▶ _Your task_
Quote, verbatim, all material below, without pictures.

▶ _Records provided_
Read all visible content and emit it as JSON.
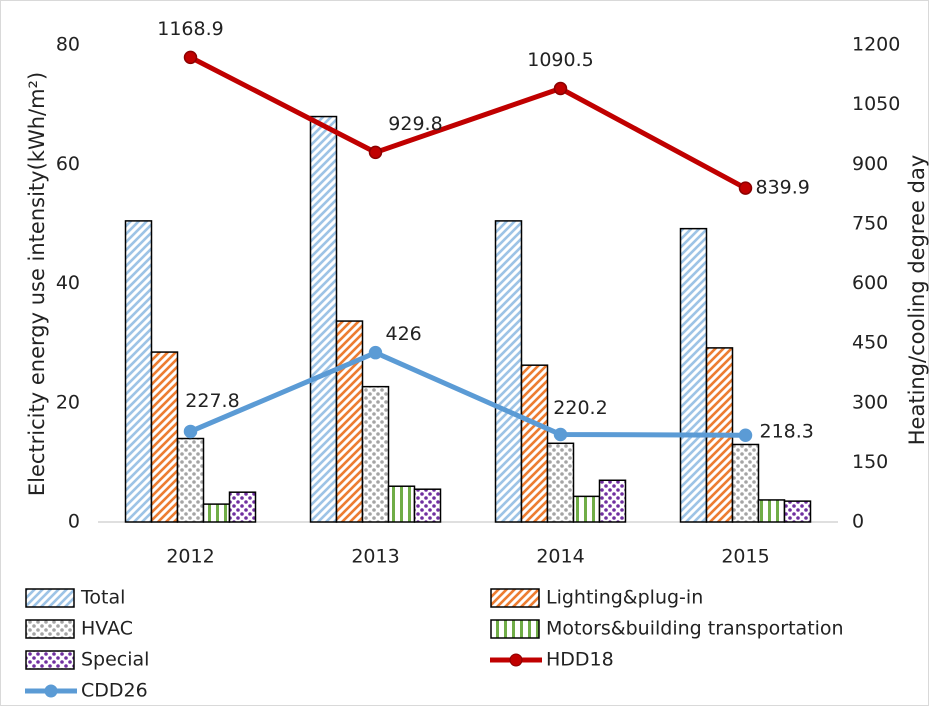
{
  "chart_data": {
    "type": "bar",
    "categories": [
      "2012",
      "2013",
      "2014",
      "2015"
    ],
    "y_label": "Electricity energy use intensity(kWh/m²)",
    "y2_label": "Heating/cooling degree day",
    "ylim": [
      0,
      80
    ],
    "yticks": [
      0,
      20,
      40,
      60,
      80
    ],
    "y2lim": [
      0,
      1200
    ],
    "y2ticks": [
      0,
      150,
      300,
      450,
      600,
      750,
      900,
      1050,
      1200
    ],
    "series": [
      {
        "name": "Total",
        "color": "#9dc3e6",
        "pattern": "diagonal",
        "values": [
          50.5,
          68,
          50.5,
          49.2
        ]
      },
      {
        "name": "Lighting&plug-in",
        "color": "#ed7d31",
        "pattern": "diagonal",
        "values": [
          28.5,
          33.7,
          26.3,
          29.2
        ]
      },
      {
        "name": "HVAC",
        "color": "#a5a5a5",
        "pattern": "dots",
        "values": [
          14,
          22.7,
          13.2,
          13
        ]
      },
      {
        "name": "Motors&building transportation",
        "color": "#70ad47",
        "pattern": "vertical",
        "values": [
          3,
          6,
          4.3,
          3.7
        ]
      },
      {
        "name": "Special",
        "color": "#7030a0",
        "pattern": "dots",
        "values": [
          5,
          5.5,
          7,
          3.5
        ]
      },
      {
        "name": "HDD18",
        "type": "line",
        "axis": "y2",
        "color": "#c00000",
        "values": [
          1168.9,
          929.8,
          1090.5,
          839.9
        ]
      },
      {
        "name": "CDD26",
        "type": "line",
        "axis": "y2",
        "color": "#5b9bd5",
        "values": [
          227.8,
          426,
          220.2,
          218.3
        ]
      }
    ]
  }
}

▶ _Complete output_
Read all visible content and emit it as JSON.
{
  "chart_data": {
    "type": "bar",
    "categories": [
      "2012",
      "2013",
      "2014",
      "2015"
    ],
    "y_label": "Electricity energy use intensity(kWh/m²)",
    "y2_label": "Heating/cooling degree day",
    "ylim": [
      0,
      80
    ],
    "yticks": [
      0,
      20,
      40,
      60,
      80
    ],
    "y2lim": [
      0,
      1200
    ],
    "y2ticks": [
      0,
      150,
      300,
      450,
      600,
      750,
      900,
      1050,
      1200
    ],
    "series": [
      {
        "name": "Total",
        "color": "#9dc3e6",
        "pattern": "diagonal",
        "values": [
          50.5,
          68,
          50.5,
          49.2
        ]
      },
      {
        "name": "Lighting&plug-in",
        "color": "#ed7d31",
        "pattern": "diagonal",
        "values": [
          28.5,
          33.7,
          26.3,
          29.2
        ]
      },
      {
        "name": "HVAC",
        "color": "#a5a5a5",
        "pattern": "dots",
        "values": [
          14,
          22.7,
          13.2,
          13
        ]
      },
      {
        "name": "Motors&building transportation",
        "color": "#70ad47",
        "pattern": "vertical",
        "values": [
          3,
          6,
          4.3,
          3.7
        ]
      },
      {
        "name": "Special",
        "color": "#7030a0",
        "pattern": "dots",
        "values": [
          5,
          5.5,
          7,
          3.5
        ]
      },
      {
        "name": "HDD18",
        "type": "line",
        "axis": "y2",
        "color": "#c00000",
        "values": [
          1168.9,
          929.8,
          1090.5,
          839.9
        ]
      },
      {
        "name": "CDD26",
        "type": "line",
        "axis": "y2",
        "color": "#5b9bd5",
        "values": [
          227.8,
          426,
          220.2,
          218.3
        ]
      }
    ]
  }
}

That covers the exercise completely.